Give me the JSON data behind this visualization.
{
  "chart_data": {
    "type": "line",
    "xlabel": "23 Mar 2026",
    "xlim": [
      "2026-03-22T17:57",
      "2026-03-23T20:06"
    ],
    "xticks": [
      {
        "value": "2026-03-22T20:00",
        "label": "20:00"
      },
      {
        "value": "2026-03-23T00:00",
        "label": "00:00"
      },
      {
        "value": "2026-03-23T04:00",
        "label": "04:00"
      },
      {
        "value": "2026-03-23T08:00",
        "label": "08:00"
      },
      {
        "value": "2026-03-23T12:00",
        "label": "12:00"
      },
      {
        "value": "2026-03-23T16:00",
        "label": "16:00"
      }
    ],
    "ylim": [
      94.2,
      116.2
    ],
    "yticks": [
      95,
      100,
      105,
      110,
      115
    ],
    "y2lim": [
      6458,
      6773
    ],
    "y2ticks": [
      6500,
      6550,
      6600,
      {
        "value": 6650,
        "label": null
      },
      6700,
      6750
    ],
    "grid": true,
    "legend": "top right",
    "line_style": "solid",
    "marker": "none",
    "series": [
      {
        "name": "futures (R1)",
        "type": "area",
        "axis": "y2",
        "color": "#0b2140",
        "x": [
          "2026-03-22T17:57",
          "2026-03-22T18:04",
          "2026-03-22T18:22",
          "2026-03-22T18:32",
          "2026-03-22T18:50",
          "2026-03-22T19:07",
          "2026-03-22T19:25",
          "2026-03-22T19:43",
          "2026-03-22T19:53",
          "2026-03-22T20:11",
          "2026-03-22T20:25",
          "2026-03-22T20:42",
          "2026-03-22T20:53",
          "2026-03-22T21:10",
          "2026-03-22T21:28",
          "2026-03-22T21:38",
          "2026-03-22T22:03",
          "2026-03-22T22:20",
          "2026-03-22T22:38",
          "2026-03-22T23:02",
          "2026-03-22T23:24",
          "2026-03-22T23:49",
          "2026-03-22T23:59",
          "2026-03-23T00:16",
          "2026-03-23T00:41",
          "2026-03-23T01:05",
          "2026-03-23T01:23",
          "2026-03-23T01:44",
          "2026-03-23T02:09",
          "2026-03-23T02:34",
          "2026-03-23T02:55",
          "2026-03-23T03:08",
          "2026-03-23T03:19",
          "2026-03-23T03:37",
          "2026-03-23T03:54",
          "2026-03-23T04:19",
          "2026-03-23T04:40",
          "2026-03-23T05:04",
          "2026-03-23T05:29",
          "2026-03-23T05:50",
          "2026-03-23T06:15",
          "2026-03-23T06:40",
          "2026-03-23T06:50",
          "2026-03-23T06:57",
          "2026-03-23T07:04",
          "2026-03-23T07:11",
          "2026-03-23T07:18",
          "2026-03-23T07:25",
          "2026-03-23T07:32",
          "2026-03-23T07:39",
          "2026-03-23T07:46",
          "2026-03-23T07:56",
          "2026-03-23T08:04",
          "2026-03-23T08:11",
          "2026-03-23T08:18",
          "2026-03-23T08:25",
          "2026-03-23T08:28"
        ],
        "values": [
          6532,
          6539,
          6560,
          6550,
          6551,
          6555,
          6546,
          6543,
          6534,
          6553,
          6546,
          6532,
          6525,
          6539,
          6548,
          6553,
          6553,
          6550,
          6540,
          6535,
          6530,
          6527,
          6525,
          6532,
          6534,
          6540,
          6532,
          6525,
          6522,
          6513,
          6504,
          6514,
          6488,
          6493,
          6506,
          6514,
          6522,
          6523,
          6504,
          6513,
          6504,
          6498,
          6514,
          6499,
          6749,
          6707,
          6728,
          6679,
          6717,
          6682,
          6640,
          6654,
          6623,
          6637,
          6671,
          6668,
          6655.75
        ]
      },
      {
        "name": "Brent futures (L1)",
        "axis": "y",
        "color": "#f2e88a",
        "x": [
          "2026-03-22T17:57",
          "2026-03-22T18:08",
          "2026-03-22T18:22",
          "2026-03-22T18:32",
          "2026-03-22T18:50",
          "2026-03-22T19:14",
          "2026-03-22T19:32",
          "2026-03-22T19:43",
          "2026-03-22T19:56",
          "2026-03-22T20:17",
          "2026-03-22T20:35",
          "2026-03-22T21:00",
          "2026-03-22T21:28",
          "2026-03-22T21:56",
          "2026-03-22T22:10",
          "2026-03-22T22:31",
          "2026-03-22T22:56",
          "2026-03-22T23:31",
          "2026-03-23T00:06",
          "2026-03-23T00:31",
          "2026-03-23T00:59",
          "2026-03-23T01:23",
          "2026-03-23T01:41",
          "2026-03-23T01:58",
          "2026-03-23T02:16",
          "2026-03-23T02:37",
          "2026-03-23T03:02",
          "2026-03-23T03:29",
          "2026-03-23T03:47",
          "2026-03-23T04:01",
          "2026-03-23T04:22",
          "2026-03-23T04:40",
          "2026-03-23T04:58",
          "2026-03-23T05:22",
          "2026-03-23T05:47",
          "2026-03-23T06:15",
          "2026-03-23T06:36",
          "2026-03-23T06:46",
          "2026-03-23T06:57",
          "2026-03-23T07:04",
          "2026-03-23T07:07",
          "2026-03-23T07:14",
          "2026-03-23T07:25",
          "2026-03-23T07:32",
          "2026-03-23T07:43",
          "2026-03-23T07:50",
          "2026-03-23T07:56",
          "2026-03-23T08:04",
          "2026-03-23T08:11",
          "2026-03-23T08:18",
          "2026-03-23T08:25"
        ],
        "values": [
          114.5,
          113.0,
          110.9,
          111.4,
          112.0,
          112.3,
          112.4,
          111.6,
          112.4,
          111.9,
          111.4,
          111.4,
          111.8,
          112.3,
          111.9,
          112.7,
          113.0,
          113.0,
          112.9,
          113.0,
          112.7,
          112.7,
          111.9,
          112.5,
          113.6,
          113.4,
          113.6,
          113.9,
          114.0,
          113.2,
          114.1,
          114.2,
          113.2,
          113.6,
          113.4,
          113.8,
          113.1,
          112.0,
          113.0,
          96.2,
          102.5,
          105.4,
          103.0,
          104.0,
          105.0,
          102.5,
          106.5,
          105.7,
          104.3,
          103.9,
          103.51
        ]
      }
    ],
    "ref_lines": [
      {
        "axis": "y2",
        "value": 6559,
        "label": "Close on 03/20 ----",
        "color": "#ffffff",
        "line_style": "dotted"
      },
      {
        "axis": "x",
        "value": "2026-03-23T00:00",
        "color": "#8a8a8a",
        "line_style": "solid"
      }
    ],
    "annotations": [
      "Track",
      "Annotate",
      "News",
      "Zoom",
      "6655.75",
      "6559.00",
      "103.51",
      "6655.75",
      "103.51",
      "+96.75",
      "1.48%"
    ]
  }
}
+ + + + +
PROBLEM STATEMENT:
All of the entries above must be quoted exactly.

EXERCISE SOLUTION:
Give me the JSON data behind this visualization.
{
  "chart_data": {
    "type": "line",
    "xlabel": "23 Mar 2026",
    "xlim": [
      "2026-03-22T17:57",
      "2026-03-23T20:06"
    ],
    "xticks": [
      {
        "value": "2026-03-22T20:00",
        "label": "20:00"
      },
      {
        "value": "2026-03-23T00:00",
        "label": "00:00"
      },
      {
        "value": "2026-03-23T04:00",
        "label": "04:00"
      },
      {
        "value": "2026-03-23T08:00",
        "label": "08:00"
      },
      {
        "value": "2026-03-23T12:00",
        "label": "12:00"
      },
      {
        "value": "2026-03-23T16:00",
        "label": "16:00"
      }
    ],
    "ylim": [
      94.2,
      116.2
    ],
    "yticks": [
      95,
      100,
      105,
      110,
      115
    ],
    "y2lim": [
      6458,
      6773
    ],
    "y2ticks": [
      6500,
      6550,
      6600,
      {
        "value": 6650,
        "label": null
      },
      6700,
      6750
    ],
    "grid": true,
    "legend": "top right",
    "line_style": "solid",
    "marker": "none",
    "series": [
      {
        "name": "futures (R1)",
        "type": "area",
        "axis": "y2",
        "color": "#0b2140",
        "x": [
          "2026-03-22T17:57",
          "2026-03-22T18:04",
          "2026-03-22T18:22",
          "2026-03-22T18:32",
          "2026-03-22T18:50",
          "2026-03-22T19:07",
          "2026-03-22T19:25",
          "2026-03-22T19:43",
          "2026-03-22T19:53",
          "2026-03-22T20:11",
          "2026-03-22T20:25",
          "2026-03-22T20:42",
          "2026-03-22T20:53",
          "2026-03-22T21:10",
          "2026-03-22T21:28",
          "2026-03-22T21:38",
          "2026-03-22T22:03",
          "2026-03-22T22:20",
          "2026-03-22T22:38",
          "2026-03-22T23:02",
          "2026-03-22T23:24",
          "2026-03-22T23:49",
          "2026-03-22T23:59",
          "2026-03-23T00:16",
          "2026-03-23T00:41",
          "2026-03-23T01:05",
          "2026-03-23T01:23",
          "2026-03-23T01:44",
          "2026-03-23T02:09",
          "2026-03-23T02:34",
          "2026-03-23T02:55",
          "2026-03-23T03:08",
          "2026-03-23T03:19",
          "2026-03-23T03:37",
          "2026-03-23T03:54",
          "2026-03-23T04:19",
          "2026-03-23T04:40",
          "2026-03-23T05:04",
          "2026-03-23T05:29",
          "2026-03-23T05:50",
          "2026-03-23T06:15",
          "2026-03-23T06:40",
          "2026-03-23T06:50",
          "2026-03-23T06:57",
          "2026-03-23T07:04",
          "2026-03-23T07:11",
          "2026-03-23T07:18",
          "2026-03-23T07:25",
          "2026-03-23T07:32",
          "2026-03-23T07:39",
          "2026-03-23T07:46",
          "2026-03-23T07:56",
          "2026-03-23T08:04",
          "2026-03-23T08:11",
          "2026-03-23T08:18",
          "2026-03-23T08:25",
          "2026-03-23T08:28"
        ],
        "values": [
          6532,
          6539,
          6560,
          6550,
          6551,
          6555,
          6546,
          6543,
          6534,
          6553,
          6546,
          6532,
          6525,
          6539,
          6548,
          6553,
          6553,
          6550,
          6540,
          6535,
          6530,
          6527,
          6525,
          6532,
          6534,
          6540,
          6532,
          6525,
          6522,
          6513,
          6504,
          6514,
          6488,
          6493,
          6506,
          6514,
          6522,
          6523,
          6504,
          6513,
          6504,
          6498,
          6514,
          6499,
          6749,
          6707,
          6728,
          6679,
          6717,
          6682,
          6640,
          6654,
          6623,
          6637,
          6671,
          6668,
          6655.75
        ]
      },
      {
        "name": "Brent futures (L1)",
        "axis": "y",
        "color": "#f2e88a",
        "x": [
          "2026-03-22T17:57",
          "2026-03-22T18:08",
          "2026-03-22T18:22",
          "2026-03-22T18:32",
          "2026-03-22T18:50",
          "2026-03-22T19:14",
          "2026-03-22T19:32",
          "2026-03-22T19:43",
          "2026-03-22T19:56",
          "2026-03-22T20:17",
          "2026-03-22T20:35",
          "2026-03-22T21:00",
          "2026-03-22T21:28",
          "2026-03-22T21:56",
          "2026-03-22T22:10",
          "2026-03-22T22:31",
          "2026-03-22T22:56",
          "2026-03-22T23:31",
          "2026-03-23T00:06",
          "2026-03-23T00:31",
          "2026-03-23T00:59",
          "2026-03-23T01:23",
          "2026-03-23T01:41",
          "2026-03-23T01:58",
          "2026-03-23T02:16",
          "2026-03-23T02:37",
          "2026-03-23T03:02",
          "2026-03-23T03:29",
          "2026-03-23T03:47",
          "2026-03-23T04:01",
          "2026-03-23T04:22",
          "2026-03-23T04:40",
          "2026-03-23T04:58",
          "2026-03-23T05:22",
          "2026-03-23T05:47",
          "2026-03-23T06:15",
          "2026-03-23T06:36",
          "2026-03-23T06:46",
          "2026-03-23T06:57",
          "2026-03-23T07:04",
          "2026-03-23T07:07",
          "2026-03-23T07:14",
          "2026-03-23T07:25",
          "2026-03-23T07:32",
          "2026-03-23T07:43",
          "2026-03-23T07:50",
          "2026-03-23T07:56",
          "2026-03-23T08:04",
          "2026-03-23T08:11",
          "2026-03-23T08:18",
          "2026-03-23T08:25"
        ],
        "values": [
          114.5,
          113.0,
          110.9,
          111.4,
          112.0,
          112.3,
          112.4,
          111.6,
          112.4,
          111.9,
          111.4,
          111.4,
          111.8,
          112.3,
          111.9,
          112.7,
          113.0,
          113.0,
          112.9,
          113.0,
          112.7,
          112.7,
          111.9,
          112.5,
          113.6,
          113.4,
          113.6,
          113.9,
          114.0,
          113.2,
          114.1,
          114.2,
          113.2,
          113.6,
          113.4,
          113.8,
          113.1,
          112.0,
          113.0,
          96.2,
          102.5,
          105.4,
          103.0,
          104.0,
          105.0,
          102.5,
          106.5,
          105.7,
          104.3,
          103.9,
          103.51
        ]
      }
    ],
    "ref_lines": [
      {
        "axis": "y2",
        "value": 6559,
        "label": "Close on 03/20 ----",
        "color": "#ffffff",
        "line_style": "dotted"
      },
      {
        "axis": "x",
        "value": "2026-03-23T00:00",
        "color": "#8a8a8a",
        "line_style": "solid"
      }
    ],
    "annotations": [
      "Track",
      "Annotate",
      "News",
      "Zoom",
      "6655.75",
      "6559.00",
      "103.51",
      "6655.75",
      "103.51",
      "+96.75",
      "1.48%"
    ]
  }
}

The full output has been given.